BEGIN
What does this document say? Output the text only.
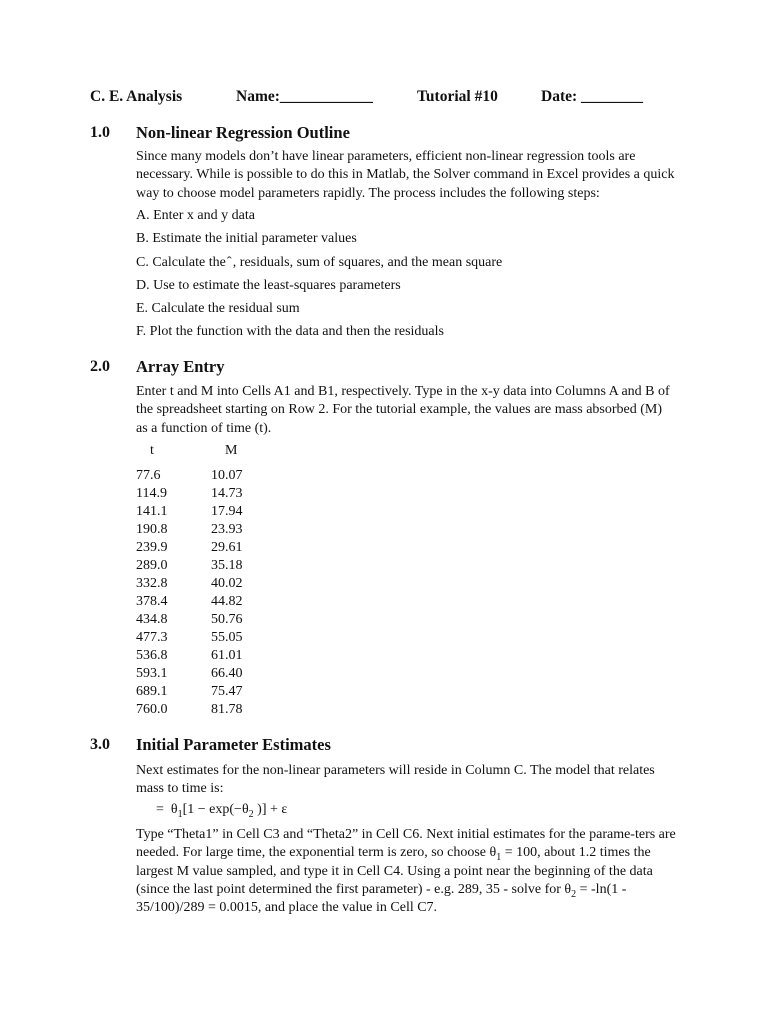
C. E. Analysis	Name:____________	Tutorial #10	Date: ________
1.0 Non-linear Regression Outline
Since many models don’t have linear parameters, efficient non-linear regression tools are necessary. While is possible to do this in Matlab, the Solver command in Excel provides a quick way to choose model parameters rapidly. The process includes the following steps:
A. Enter x and y data
B. Estimate the initial parameter values
C. Calculate the ̂ , residuals, sum of squares, and the mean square
D. Use to estimate the least-squares parameters
E. Calculate the residual sum
F. Plot the function with the data and then the residuals
2.0 Array Entry
Enter t and M into Cells A1 and B1, respectively. Type in the x-y data into Columns A and B of the spreadsheet starting on Row 2. For the tutorial example, the values are mass absorbed (M) as a function of time (t).
t	M
77.6	10.07
114.9	14.73
141.1	17.94
190.8	23.93
239.9	29.61
289.0	35.18
332.8	40.02
378.4	44.82
434.8	50.76
477.3	55.05
536.8	61.01
593.1	66.40
689.1	75.47
760.0	81.78
3.0 Initial Parameter Estimates
Next estimates for the non-linear parameters will reside in Column C. The model that relates mass to time is:
= $\theta_1[1 - \exp(-\theta_2$ )] + ε
Type “Theta1” in Cell C3 and “Theta2” in Cell C6. Next initial estimates for the parame-ters are needed. For large time, the exponential term is zero, so choose $\theta_1 = 100$, about 1.2 times the largest M value sampled, and type it in Cell C4. Using a point near the beginning of the data (since the last point determined the first parameter) - e.g. 289, 35 - solve for $\theta_2 = -\ln(1 - 35/100)/289 = 0.0015$, and place the value in Cell C7.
END
- **Required action**
The material should be duplicated word for word, with no images included.

- **Expected output**
What does this document say? Output the text only.
C. E. Analysis	Name:____________	Tutorial #10	Date: ________
1.0 Non-linear Regression Outline
Since many models don’t have linear parameters, efficient non-linear regression tools are necessary. While is possible to do this in Matlab, the Solver command in Excel provides a quick way to choose model parameters rapidly. The process includes the following steps:
A. Enter x and y data
B. Estimate the initial parameter values
C. Calculate the ̂ , residuals, sum of squares, and the mean square
D. Use to estimate the least-squares parameters
E. Calculate the residual sum
F. Plot the function with the data and then the residuals
2.0 Array Entry
Enter t and M into Cells A1 and B1, respectively. Type in the x-y data into Columns A and B of the spreadsheet starting on Row 2. For the tutorial example, the values are mass absorbed (M) as a function of time (t).
t	M
77.6	10.07
114.9	14.73
141.1	17.94
190.8	23.93
239.9	29.61
289.0	35.18
332.8	40.02
378.4	44.82
434.8	50.76
477.3	55.05
536.8	61.01
593.1	66.40
689.1	75.47
760.0	81.78
3.0 Initial Parameter Estimates
Next estimates for the non-linear parameters will reside in Column C. The model that relates mass to time is:
= $\theta_1[1 - \exp(-\theta_2$ )] + ε
Type “Theta1” in Cell C3 and “Theta2” in Cell C6. Next initial estimates for the parame-ters are needed. For large time, the exponential term is zero, so choose $\theta_1 = 100$, about 1.2 times the largest M value sampled, and type it in Cell C4. Using a point near the beginning of the data (since the last point determined the first parameter) - e.g. 289, 35 - solve for $\theta_2 = -\ln(1 - 35/100)/289 = 0.0015$, and place the value in Cell C7.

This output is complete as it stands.